▶ [WORK TO BE COMPLETED]: Give every line back verbatim, dropping all images.

(Lines of data)
───

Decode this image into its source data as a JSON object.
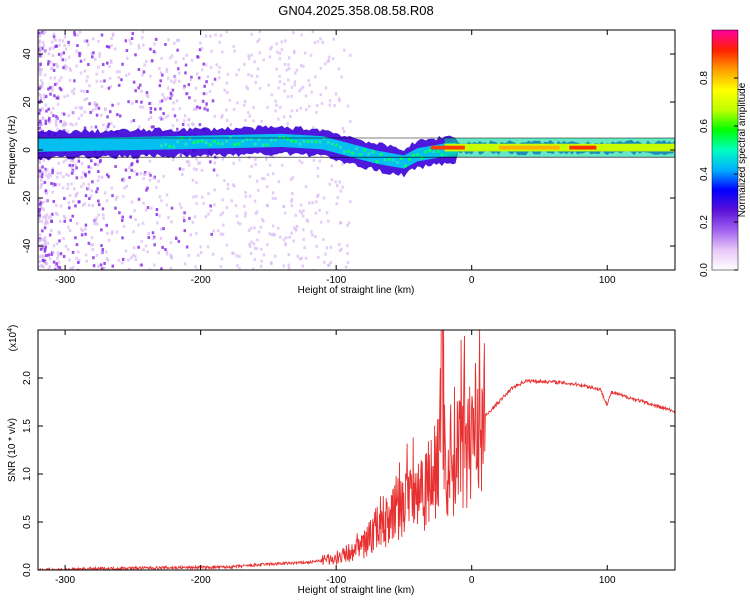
{
  "figure": {
    "title": "GN04.2025.358.08.58.R08"
  },
  "chart_data": [
    {
      "type": "heatmap",
      "name": "spectrogram",
      "title": "GN04.2025.358.08.58.R08",
      "xlabel": "Height of straight line (km)",
      "ylabel": "Frequency (Hz)",
      "xlim": [
        -320,
        150
      ],
      "ylim": [
        -50,
        50
      ],
      "xticks": [
        -300,
        -200,
        -100,
        0,
        100
      ],
      "yticks": [
        -40,
        -20,
        0,
        20,
        40
      ],
      "colorbar": {
        "label": "Normalized spectral amplitude",
        "range": [
          0,
          1
        ],
        "ticks": [
          "0.0",
          "0.2",
          "0.4",
          "0.6",
          "0.8"
        ],
        "colormap": [
          "#ffffff",
          "#e8c8f8",
          "#a060f0",
          "#5a10d8",
          "#0000ff",
          "#00b0ff",
          "#00ffc0",
          "#00ff00",
          "#c0ff00",
          "#ffff00",
          "#ffa000",
          "#ff2000",
          "#ff00a0"
        ]
      },
      "band_centerline_hz": [
        {
          "x": -320,
          "y": 2
        },
        {
          "x": -220,
          "y": 3
        },
        {
          "x": -140,
          "y": 4
        },
        {
          "x": -110,
          "y": 3
        },
        {
          "x": -90,
          "y": 0
        },
        {
          "x": -70,
          "y": -3
        },
        {
          "x": -50,
          "y": -5
        },
        {
          "x": -40,
          "y": -2
        },
        {
          "x": -20,
          "y": 0
        },
        {
          "x": 0,
          "y": 1
        },
        {
          "x": 150,
          "y": 1
        }
      ],
      "tone_line_hz": 1,
      "tone_line_start_km": -20
    },
    {
      "type": "line",
      "name": "snr",
      "xlabel": "Height of straight line (km)",
      "ylabel": "SNR (10 * v/v)",
      "y_multiplier": "(x10",
      "y_multiplier_exp": "4",
      "xlim": [
        -320,
        150
      ],
      "ylim": [
        0,
        2.5
      ],
      "xticks": [
        -300,
        -200,
        -100,
        0,
        100
      ],
      "yticks": [
        "0.0",
        "0.5",
        "1.0",
        "1.5",
        "2.0"
      ],
      "series": [
        {
          "name": "SNR",
          "color": "#e83030",
          "points": [
            {
              "x": -320,
              "y": 0.0
            },
            {
              "x": -250,
              "y": 0.02
            },
            {
              "x": -180,
              "y": 0.03
            },
            {
              "x": -150,
              "y": 0.06
            },
            {
              "x": -120,
              "y": 0.08
            },
            {
              "x": -100,
              "y": 0.12
            },
            {
              "x": -80,
              "y": 0.25
            },
            {
              "x": -70,
              "y": 0.45
            },
            {
              "x": -60,
              "y": 0.55
            },
            {
              "x": -50,
              "y": 0.7
            },
            {
              "x": -40,
              "y": 0.85
            },
            {
              "x": -30,
              "y": 0.95
            },
            {
              "x": -25,
              "y": 1.05
            },
            {
              "x": -22,
              "y": 2.4
            },
            {
              "x": -19,
              "y": 0.95
            },
            {
              "x": -15,
              "y": 1.2
            },
            {
              "x": -10,
              "y": 1.3
            },
            {
              "x": 0,
              "y": 1.45
            },
            {
              "x": 10,
              "y": 1.6
            },
            {
              "x": 20,
              "y": 1.75
            },
            {
              "x": 30,
              "y": 1.9
            },
            {
              "x": 40,
              "y": 1.97
            },
            {
              "x": 60,
              "y": 1.96
            },
            {
              "x": 80,
              "y": 1.93
            },
            {
              "x": 95,
              "y": 1.88
            },
            {
              "x": 100,
              "y": 1.72
            },
            {
              "x": 103,
              "y": 1.85
            },
            {
              "x": 120,
              "y": 1.78
            },
            {
              "x": 150,
              "y": 1.65
            }
          ]
        }
      ]
    }
  ]
}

───

▶ [RESPONSE TO THIS TASK]:
Decode this image into its source data as a JSON object.
{
  "figure": {
    "title": "GN04.2025.358.08.58.R08"
  },
  "chart_data": [
    {
      "type": "heatmap",
      "name": "spectrogram",
      "title": "GN04.2025.358.08.58.R08",
      "xlabel": "Height of straight line (km)",
      "ylabel": "Frequency (Hz)",
      "xlim": [
        -320,
        150
      ],
      "ylim": [
        -50,
        50
      ],
      "xticks": [
        -300,
        -200,
        -100,
        0,
        100
      ],
      "yticks": [
        -40,
        -20,
        0,
        20,
        40
      ],
      "colorbar": {
        "label": "Normalized spectral amplitude",
        "range": [
          0,
          1
        ],
        "ticks": [
          "0.0",
          "0.2",
          "0.4",
          "0.6",
          "0.8"
        ],
        "colormap": [
          "#ffffff",
          "#e8c8f8",
          "#a060f0",
          "#5a10d8",
          "#0000ff",
          "#00b0ff",
          "#00ffc0",
          "#00ff00",
          "#c0ff00",
          "#ffff00",
          "#ffa000",
          "#ff2000",
          "#ff00a0"
        ]
      },
      "band_centerline_hz": [
        {
          "x": -320,
          "y": 2
        },
        {
          "x": -220,
          "y": 3
        },
        {
          "x": -140,
          "y": 4
        },
        {
          "x": -110,
          "y": 3
        },
        {
          "x": -90,
          "y": 0
        },
        {
          "x": -70,
          "y": -3
        },
        {
          "x": -50,
          "y": -5
        },
        {
          "x": -40,
          "y": -2
        },
        {
          "x": -20,
          "y": 0
        },
        {
          "x": 0,
          "y": 1
        },
        {
          "x": 150,
          "y": 1
        }
      ],
      "tone_line_hz": 1,
      "tone_line_start_km": -20
    },
    {
      "type": "line",
      "name": "snr",
      "xlabel": "Height of straight line (km)",
      "ylabel": "SNR (10 * v/v)",
      "y_multiplier": "(x10",
      "y_multiplier_exp": "4",
      "xlim": [
        -320,
        150
      ],
      "ylim": [
        0,
        2.5
      ],
      "xticks": [
        -300,
        -200,
        -100,
        0,
        100
      ],
      "yticks": [
        "0.0",
        "0.5",
        "1.0",
        "1.5",
        "2.0"
      ],
      "series": [
        {
          "name": "SNR",
          "color": "#e83030",
          "points": [
            {
              "x": -320,
              "y": 0.0
            },
            {
              "x": -250,
              "y": 0.02
            },
            {
              "x": -180,
              "y": 0.03
            },
            {
              "x": -150,
              "y": 0.06
            },
            {
              "x": -120,
              "y": 0.08
            },
            {
              "x": -100,
              "y": 0.12
            },
            {
              "x": -80,
              "y": 0.25
            },
            {
              "x": -70,
              "y": 0.45
            },
            {
              "x": -60,
              "y": 0.55
            },
            {
              "x": -50,
              "y": 0.7
            },
            {
              "x": -40,
              "y": 0.85
            },
            {
              "x": -30,
              "y": 0.95
            },
            {
              "x": -25,
              "y": 1.05
            },
            {
              "x": -22,
              "y": 2.4
            },
            {
              "x": -19,
              "y": 0.95
            },
            {
              "x": -15,
              "y": 1.2
            },
            {
              "x": -10,
              "y": 1.3
            },
            {
              "x": 0,
              "y": 1.45
            },
            {
              "x": 10,
              "y": 1.6
            },
            {
              "x": 20,
              "y": 1.75
            },
            {
              "x": 30,
              "y": 1.9
            },
            {
              "x": 40,
              "y": 1.97
            },
            {
              "x": 60,
              "y": 1.96
            },
            {
              "x": 80,
              "y": 1.93
            },
            {
              "x": 95,
              "y": 1.88
            },
            {
              "x": 100,
              "y": 1.72
            },
            {
              "x": 103,
              "y": 1.85
            },
            {
              "x": 120,
              "y": 1.78
            },
            {
              "x": 150,
              "y": 1.65
            }
          ]
        }
      ]
    }
  ]
}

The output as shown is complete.